== What needs to be done ==
Going through the material below, please gather all lines with the word "ylabel" in them.

== Records for the exercise ==
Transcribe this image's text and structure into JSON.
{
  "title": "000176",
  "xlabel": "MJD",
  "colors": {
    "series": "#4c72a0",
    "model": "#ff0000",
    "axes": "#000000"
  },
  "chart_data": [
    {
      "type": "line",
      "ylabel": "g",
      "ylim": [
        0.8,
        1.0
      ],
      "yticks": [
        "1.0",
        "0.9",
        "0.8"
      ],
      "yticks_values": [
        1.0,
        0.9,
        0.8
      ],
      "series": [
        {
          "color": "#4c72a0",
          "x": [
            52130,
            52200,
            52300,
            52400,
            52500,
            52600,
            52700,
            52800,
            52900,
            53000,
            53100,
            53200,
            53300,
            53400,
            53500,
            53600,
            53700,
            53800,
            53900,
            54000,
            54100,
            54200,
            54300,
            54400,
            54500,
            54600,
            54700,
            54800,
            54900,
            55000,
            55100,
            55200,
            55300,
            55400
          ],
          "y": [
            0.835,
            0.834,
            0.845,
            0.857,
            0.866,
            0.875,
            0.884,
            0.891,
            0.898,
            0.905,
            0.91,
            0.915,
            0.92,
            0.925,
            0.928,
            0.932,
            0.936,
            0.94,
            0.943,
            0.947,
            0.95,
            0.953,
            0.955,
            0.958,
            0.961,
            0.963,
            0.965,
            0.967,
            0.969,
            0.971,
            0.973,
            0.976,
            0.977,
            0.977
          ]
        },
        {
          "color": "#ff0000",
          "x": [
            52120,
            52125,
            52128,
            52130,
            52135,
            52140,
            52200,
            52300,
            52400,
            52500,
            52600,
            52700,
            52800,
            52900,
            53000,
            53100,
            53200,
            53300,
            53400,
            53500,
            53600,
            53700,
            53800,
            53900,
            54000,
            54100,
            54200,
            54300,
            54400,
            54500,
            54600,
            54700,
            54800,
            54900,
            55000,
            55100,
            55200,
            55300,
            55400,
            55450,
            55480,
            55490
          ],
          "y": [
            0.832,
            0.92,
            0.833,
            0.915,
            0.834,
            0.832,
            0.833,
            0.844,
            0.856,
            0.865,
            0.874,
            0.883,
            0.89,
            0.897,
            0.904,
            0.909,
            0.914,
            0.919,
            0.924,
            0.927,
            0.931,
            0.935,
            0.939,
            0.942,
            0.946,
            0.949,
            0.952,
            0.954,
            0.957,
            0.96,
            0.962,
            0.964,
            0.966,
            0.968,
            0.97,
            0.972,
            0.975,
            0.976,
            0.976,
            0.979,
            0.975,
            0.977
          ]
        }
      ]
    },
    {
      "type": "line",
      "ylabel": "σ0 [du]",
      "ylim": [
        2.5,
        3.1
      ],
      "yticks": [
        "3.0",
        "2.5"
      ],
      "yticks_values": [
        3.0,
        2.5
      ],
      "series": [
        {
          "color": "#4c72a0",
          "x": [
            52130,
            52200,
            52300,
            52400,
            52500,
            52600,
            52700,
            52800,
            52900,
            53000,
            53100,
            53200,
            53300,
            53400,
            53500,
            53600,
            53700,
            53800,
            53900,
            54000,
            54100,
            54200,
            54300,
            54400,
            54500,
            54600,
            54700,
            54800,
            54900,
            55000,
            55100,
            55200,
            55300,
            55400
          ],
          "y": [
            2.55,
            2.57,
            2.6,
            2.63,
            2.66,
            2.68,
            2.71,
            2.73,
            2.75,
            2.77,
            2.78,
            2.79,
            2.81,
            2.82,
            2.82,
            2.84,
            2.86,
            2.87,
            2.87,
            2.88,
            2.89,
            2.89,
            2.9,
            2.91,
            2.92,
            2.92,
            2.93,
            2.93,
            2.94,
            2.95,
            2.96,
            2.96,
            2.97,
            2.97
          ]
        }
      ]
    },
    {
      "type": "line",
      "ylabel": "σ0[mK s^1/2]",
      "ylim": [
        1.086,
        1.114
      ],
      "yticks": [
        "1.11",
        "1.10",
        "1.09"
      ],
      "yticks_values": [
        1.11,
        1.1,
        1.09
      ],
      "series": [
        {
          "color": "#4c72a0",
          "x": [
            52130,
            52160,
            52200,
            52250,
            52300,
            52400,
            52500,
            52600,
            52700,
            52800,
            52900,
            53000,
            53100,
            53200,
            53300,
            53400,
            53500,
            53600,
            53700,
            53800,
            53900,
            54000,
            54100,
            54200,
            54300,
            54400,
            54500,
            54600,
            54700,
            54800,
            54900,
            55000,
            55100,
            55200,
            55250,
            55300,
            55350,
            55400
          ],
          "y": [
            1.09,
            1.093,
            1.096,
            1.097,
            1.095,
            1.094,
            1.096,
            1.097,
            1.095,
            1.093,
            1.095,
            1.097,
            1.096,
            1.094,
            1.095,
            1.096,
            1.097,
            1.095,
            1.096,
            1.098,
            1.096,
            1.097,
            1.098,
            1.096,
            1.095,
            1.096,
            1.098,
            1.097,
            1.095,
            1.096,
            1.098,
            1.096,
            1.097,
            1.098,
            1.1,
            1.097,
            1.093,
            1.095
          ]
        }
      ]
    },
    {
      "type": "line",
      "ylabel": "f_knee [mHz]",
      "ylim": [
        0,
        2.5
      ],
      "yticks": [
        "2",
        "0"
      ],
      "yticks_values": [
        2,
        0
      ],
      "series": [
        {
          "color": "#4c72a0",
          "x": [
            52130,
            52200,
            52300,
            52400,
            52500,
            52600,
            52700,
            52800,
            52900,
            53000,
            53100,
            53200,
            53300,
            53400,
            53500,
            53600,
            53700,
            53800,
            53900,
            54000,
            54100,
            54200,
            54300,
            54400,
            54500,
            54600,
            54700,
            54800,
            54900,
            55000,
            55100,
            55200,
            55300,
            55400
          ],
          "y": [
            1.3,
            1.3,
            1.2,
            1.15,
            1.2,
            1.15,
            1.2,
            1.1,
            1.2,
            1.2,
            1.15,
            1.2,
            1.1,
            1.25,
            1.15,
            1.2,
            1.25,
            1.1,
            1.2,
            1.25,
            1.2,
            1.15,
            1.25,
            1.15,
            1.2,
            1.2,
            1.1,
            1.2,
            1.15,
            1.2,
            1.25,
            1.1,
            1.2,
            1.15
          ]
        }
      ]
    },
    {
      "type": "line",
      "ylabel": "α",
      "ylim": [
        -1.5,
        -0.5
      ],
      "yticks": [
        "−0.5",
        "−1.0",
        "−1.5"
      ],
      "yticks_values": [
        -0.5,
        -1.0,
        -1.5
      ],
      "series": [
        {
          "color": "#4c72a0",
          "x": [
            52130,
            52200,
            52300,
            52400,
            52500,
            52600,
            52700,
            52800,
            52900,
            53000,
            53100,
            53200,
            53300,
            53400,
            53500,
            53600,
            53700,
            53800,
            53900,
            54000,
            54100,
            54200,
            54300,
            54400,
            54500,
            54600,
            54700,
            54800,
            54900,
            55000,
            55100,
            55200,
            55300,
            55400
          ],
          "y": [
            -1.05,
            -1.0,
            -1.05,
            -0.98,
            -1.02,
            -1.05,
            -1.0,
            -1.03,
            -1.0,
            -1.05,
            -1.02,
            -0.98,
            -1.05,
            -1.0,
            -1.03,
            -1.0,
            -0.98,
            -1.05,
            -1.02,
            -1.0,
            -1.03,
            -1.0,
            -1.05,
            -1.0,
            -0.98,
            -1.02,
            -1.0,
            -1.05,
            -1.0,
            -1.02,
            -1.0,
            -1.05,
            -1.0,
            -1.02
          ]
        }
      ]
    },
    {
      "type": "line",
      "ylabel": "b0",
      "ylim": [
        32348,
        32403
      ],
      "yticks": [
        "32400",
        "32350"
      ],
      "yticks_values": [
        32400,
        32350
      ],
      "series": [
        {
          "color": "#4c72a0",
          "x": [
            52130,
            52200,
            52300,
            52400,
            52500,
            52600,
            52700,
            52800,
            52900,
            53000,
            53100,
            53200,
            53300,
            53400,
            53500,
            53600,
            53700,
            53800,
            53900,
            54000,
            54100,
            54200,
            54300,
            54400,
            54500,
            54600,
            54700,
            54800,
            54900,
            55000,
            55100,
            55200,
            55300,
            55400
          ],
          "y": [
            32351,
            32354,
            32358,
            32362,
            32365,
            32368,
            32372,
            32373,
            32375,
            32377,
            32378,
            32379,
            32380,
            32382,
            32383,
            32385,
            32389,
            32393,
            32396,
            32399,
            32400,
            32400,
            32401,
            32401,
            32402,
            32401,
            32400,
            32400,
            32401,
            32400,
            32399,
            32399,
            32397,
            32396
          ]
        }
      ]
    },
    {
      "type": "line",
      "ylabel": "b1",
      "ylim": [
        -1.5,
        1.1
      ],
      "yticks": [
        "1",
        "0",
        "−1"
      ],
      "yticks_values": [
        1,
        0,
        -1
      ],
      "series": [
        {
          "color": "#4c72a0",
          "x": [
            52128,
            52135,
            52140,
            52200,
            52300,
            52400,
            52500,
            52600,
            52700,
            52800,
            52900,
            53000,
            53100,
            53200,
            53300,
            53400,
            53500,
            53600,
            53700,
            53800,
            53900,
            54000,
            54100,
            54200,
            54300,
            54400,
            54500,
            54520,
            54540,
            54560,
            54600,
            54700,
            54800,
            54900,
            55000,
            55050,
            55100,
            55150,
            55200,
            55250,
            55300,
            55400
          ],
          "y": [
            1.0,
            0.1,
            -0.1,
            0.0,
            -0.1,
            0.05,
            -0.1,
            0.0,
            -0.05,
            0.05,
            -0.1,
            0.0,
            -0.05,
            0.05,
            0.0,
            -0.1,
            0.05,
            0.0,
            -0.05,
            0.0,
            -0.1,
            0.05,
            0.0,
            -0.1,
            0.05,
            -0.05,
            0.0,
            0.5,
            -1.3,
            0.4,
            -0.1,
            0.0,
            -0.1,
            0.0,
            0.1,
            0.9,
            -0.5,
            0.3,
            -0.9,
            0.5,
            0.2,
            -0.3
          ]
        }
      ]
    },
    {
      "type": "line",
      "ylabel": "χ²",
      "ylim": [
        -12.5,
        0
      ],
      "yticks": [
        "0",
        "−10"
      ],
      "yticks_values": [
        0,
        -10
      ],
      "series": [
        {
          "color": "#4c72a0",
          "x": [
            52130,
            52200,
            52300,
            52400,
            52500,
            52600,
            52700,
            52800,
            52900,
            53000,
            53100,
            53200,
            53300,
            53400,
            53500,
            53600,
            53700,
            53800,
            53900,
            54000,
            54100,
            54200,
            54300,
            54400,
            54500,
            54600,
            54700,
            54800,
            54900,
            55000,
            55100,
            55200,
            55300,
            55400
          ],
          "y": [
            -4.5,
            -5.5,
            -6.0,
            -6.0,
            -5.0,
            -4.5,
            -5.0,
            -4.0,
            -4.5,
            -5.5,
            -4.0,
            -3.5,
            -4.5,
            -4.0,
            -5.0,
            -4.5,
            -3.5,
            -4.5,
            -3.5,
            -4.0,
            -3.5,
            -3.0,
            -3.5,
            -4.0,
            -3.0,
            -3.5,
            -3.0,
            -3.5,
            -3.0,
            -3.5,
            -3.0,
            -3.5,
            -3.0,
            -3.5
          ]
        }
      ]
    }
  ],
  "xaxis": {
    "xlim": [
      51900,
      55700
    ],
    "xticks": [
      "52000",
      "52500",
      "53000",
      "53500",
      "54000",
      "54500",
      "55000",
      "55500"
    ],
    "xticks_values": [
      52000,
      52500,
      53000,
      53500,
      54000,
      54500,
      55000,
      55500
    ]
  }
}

== Written answer ==
      "ylabel": "g",
      "ylabel": "σ0 [du]",
      "ylabel": "σ0[mK s^1/2]",
      "ylabel": "f_knee [mHz]",
      "ylabel": "α",
      "ylabel": "b0",
      "ylabel": "b1",
      "ylabel": "χ²",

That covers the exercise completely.